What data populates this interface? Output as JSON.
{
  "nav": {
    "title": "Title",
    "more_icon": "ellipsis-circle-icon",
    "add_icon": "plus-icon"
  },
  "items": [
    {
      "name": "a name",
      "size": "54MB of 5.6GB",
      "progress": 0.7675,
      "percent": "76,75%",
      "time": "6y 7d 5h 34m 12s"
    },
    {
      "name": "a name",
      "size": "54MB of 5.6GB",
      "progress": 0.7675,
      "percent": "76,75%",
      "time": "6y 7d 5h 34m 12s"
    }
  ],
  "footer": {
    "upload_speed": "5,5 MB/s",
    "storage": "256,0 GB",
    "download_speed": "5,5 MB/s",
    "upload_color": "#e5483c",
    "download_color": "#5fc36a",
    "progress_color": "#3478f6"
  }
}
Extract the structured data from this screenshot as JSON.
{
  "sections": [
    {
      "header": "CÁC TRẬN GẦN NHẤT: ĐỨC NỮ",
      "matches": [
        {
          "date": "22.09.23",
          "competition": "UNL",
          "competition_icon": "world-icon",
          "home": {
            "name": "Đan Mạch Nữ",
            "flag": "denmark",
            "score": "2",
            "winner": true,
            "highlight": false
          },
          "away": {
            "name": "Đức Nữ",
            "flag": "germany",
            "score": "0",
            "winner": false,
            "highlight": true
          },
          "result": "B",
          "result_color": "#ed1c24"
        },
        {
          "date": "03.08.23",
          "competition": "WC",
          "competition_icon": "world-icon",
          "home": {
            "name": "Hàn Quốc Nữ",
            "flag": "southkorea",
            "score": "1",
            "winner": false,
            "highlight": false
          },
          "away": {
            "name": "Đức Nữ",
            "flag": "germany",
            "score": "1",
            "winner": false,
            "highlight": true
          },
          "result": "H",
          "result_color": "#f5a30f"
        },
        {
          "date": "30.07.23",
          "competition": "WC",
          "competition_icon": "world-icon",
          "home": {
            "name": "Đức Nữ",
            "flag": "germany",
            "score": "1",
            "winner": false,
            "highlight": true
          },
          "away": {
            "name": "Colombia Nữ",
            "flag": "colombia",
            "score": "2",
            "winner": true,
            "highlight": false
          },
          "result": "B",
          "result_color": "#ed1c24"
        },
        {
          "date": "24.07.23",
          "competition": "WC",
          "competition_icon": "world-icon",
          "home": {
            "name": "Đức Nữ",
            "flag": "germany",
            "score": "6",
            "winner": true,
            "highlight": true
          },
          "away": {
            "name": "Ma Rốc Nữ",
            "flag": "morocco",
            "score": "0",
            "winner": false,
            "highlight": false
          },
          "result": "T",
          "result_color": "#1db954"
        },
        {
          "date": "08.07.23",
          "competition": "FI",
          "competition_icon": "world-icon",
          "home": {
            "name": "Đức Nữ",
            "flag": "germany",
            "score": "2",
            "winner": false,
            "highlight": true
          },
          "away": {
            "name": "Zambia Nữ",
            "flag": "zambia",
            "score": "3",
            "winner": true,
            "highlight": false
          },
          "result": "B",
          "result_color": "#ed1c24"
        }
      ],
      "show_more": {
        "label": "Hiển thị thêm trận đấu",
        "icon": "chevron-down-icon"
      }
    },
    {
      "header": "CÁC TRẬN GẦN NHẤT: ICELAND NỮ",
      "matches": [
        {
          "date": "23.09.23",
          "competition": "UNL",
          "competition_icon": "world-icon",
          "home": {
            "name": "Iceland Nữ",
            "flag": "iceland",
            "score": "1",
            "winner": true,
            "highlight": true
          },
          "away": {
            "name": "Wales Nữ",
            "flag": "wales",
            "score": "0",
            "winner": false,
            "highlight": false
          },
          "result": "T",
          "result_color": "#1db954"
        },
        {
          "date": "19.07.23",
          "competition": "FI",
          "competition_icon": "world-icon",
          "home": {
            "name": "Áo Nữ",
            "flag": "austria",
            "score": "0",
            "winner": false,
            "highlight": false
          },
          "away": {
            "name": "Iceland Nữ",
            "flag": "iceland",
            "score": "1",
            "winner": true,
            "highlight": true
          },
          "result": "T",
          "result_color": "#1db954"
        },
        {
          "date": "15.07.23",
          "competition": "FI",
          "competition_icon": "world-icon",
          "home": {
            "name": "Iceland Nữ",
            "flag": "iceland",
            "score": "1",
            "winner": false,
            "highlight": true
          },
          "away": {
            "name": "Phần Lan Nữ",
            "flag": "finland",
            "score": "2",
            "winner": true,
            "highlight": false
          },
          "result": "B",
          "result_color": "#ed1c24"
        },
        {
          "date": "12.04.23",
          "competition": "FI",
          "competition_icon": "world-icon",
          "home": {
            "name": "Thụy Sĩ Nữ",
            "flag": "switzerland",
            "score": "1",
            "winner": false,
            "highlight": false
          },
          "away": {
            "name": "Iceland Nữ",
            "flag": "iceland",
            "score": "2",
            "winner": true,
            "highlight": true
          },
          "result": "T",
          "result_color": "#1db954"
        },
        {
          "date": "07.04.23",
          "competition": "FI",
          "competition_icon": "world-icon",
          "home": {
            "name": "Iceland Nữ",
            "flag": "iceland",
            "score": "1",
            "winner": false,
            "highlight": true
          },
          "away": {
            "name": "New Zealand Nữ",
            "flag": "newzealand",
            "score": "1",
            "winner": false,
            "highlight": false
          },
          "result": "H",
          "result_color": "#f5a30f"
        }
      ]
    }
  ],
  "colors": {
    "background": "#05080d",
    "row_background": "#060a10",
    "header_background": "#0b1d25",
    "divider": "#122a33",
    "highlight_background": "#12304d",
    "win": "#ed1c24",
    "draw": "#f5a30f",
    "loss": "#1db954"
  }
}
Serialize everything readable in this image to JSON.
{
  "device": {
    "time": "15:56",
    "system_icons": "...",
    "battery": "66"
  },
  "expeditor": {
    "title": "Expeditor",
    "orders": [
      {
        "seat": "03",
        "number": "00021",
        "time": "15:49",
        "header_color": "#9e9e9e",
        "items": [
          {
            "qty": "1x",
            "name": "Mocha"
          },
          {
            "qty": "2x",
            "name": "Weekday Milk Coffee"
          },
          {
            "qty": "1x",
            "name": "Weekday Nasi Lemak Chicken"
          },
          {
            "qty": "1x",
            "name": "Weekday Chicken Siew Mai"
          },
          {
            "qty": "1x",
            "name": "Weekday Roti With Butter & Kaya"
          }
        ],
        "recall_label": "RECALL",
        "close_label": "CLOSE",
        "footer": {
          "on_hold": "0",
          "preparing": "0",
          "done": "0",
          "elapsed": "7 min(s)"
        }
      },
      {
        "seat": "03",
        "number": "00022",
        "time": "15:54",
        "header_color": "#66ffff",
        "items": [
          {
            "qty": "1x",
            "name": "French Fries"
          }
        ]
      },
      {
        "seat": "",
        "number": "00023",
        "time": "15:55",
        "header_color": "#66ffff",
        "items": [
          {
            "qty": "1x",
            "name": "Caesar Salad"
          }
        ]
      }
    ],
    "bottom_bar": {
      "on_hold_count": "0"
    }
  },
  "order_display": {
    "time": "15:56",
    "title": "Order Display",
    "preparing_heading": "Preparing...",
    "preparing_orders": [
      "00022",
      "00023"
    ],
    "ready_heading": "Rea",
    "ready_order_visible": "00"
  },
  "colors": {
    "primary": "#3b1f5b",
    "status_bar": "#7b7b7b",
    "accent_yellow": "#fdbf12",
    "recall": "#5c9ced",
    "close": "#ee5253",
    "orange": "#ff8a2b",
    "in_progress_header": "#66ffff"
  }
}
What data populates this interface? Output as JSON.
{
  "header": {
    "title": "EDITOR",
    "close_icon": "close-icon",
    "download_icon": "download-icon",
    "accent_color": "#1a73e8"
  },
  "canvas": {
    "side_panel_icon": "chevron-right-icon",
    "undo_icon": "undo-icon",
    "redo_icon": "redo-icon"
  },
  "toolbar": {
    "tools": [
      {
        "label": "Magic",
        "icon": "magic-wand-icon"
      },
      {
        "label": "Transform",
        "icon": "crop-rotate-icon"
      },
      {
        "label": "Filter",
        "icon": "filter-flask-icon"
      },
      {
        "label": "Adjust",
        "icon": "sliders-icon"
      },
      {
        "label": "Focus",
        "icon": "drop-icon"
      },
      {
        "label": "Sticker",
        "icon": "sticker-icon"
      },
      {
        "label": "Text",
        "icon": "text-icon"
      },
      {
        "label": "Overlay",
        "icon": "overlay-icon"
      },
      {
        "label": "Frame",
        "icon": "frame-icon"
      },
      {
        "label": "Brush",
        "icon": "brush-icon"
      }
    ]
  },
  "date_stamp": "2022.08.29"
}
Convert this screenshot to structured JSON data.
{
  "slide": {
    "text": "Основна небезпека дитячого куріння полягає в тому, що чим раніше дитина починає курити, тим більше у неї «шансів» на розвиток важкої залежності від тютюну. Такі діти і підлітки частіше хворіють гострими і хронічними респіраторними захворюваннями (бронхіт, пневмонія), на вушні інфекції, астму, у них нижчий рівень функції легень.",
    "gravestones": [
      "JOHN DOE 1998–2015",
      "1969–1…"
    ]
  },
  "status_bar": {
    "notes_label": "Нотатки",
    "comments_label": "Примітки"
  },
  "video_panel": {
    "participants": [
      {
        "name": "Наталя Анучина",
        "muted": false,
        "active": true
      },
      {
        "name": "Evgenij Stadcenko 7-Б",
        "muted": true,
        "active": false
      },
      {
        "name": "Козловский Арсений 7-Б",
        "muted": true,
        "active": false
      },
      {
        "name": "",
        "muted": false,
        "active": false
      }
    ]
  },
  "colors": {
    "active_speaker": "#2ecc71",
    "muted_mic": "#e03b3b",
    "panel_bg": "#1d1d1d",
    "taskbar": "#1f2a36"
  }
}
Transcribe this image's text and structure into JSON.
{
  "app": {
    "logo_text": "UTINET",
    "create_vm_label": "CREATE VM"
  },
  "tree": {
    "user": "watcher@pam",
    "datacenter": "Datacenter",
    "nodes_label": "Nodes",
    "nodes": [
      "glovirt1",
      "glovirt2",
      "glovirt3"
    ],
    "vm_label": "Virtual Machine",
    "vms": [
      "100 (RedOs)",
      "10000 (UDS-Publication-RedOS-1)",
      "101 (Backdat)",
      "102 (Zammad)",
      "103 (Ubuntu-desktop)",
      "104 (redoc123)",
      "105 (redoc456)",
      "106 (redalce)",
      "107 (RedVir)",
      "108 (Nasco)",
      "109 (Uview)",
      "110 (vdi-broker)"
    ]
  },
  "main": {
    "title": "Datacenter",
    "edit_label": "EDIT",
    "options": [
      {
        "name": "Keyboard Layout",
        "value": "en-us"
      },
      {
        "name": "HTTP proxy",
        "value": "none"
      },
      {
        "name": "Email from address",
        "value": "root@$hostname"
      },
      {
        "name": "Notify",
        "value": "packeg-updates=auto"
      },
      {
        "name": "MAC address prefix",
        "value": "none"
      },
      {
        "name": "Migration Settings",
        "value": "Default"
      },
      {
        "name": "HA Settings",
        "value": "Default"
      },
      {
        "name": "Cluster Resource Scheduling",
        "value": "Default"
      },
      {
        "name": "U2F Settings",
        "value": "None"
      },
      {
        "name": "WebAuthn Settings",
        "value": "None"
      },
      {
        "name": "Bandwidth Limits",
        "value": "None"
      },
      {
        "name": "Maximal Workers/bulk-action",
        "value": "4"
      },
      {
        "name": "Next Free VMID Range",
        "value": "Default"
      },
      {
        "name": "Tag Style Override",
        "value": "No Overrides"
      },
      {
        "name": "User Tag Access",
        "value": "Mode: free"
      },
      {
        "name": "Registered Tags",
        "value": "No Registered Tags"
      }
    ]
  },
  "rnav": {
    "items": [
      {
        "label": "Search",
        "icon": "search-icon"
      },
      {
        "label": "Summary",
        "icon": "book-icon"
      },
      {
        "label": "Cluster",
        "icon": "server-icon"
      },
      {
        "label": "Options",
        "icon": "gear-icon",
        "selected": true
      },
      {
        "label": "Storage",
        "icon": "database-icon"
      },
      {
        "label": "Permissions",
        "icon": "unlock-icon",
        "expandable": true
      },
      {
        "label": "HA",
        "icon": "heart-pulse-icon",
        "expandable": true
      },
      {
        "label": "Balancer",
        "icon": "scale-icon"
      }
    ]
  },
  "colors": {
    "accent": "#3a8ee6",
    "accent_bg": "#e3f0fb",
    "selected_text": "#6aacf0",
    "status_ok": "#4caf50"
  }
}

##############################

**Directive**
Which lines above hold the word "Chicken"? Copy each of them.

**Result for this task**
            "name": "Weekday Nasi Lemak Chicken"
            "name": "Weekday Chicken Siew Mai"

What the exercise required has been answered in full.